:: Text ::
= = =
Antonio Caro, who was known as the father of Conceptualism in Colombia for his works placing iconic logos in the service of political and social commentary, died of heart failure in Bogotá on March 29 at the age of seventy-one. The news was announced by Bogotá’s Casas Riegner gallery, which represented him. Through a multivalent practice embracing painting, scultpture, xeroxing, public installations, lectures, posters, and materials, such as salt and achiote, relating to indigenous cultural practices, Caro critiqued commercialism in his home country, as well as political and corporate collusion.
= = =
:: Listed records ::

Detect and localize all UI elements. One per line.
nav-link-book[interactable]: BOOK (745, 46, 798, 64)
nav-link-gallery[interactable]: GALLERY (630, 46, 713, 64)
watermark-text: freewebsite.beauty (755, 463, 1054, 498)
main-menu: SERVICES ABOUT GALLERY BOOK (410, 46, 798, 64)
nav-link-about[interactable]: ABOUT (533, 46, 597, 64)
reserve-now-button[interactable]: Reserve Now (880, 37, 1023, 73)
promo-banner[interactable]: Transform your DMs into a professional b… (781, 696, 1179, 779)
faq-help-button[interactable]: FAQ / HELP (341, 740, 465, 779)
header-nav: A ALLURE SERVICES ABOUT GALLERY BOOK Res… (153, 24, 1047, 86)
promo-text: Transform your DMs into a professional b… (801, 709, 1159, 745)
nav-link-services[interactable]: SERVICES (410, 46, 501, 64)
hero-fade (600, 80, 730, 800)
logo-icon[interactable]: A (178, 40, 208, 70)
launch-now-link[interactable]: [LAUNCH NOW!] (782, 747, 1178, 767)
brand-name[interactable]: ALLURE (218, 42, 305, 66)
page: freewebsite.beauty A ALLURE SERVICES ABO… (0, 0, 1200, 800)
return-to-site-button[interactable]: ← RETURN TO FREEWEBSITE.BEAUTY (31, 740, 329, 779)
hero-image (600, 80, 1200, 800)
= = =
:: Given task 1 ::
Please translate this sentence from the text on Antonio Caro into Spanish: "The news was announced by Bogotá’s Casas Riegner gallery, which represented him."
:: Given task 2 ::
According to the text on Antonio Caro, what caused his death?
:: Given task 3 ::
Continue the text on Antonio Caro from its last sentence.

:: Exercise result 1 ::
La noticia fue anunciada por la galería Casas Riegner de Bogotá, que lo representaba.

:: Exercise result 2 ::
Heart failure.

:: Exercise result 3 ::
Born in 1950 in Bogotá, where he would live all his life, Caro developed an interest in art in high school after seeing the exhibitions “Tribute by Colombian Artists to Dante” and “Espacios ambientales” (Environmental Spaces), both in 1966. After graduating, he enrolled in the fine arts program at the Universidad Nacional de Bogotá but dropped out and began making work under the mentorship of Bernardo Salcedo, whose work he had discovered at the Dante tribute. He began working with salt, notably creating Cabeza de Lleras (Head of Lleras), 1970, a bespectacled bust resembling former Colombian president Carlos Lleras Restrepo, out of the white crystals, exhibiting it inside a glass box within which it melted, sending salt water cascading onto the floor. That work and Sal (Salt), 1971, a text-based piece featuring the titular substance, were conceived as a salute to the workers in the salt mines of Zipaquirá.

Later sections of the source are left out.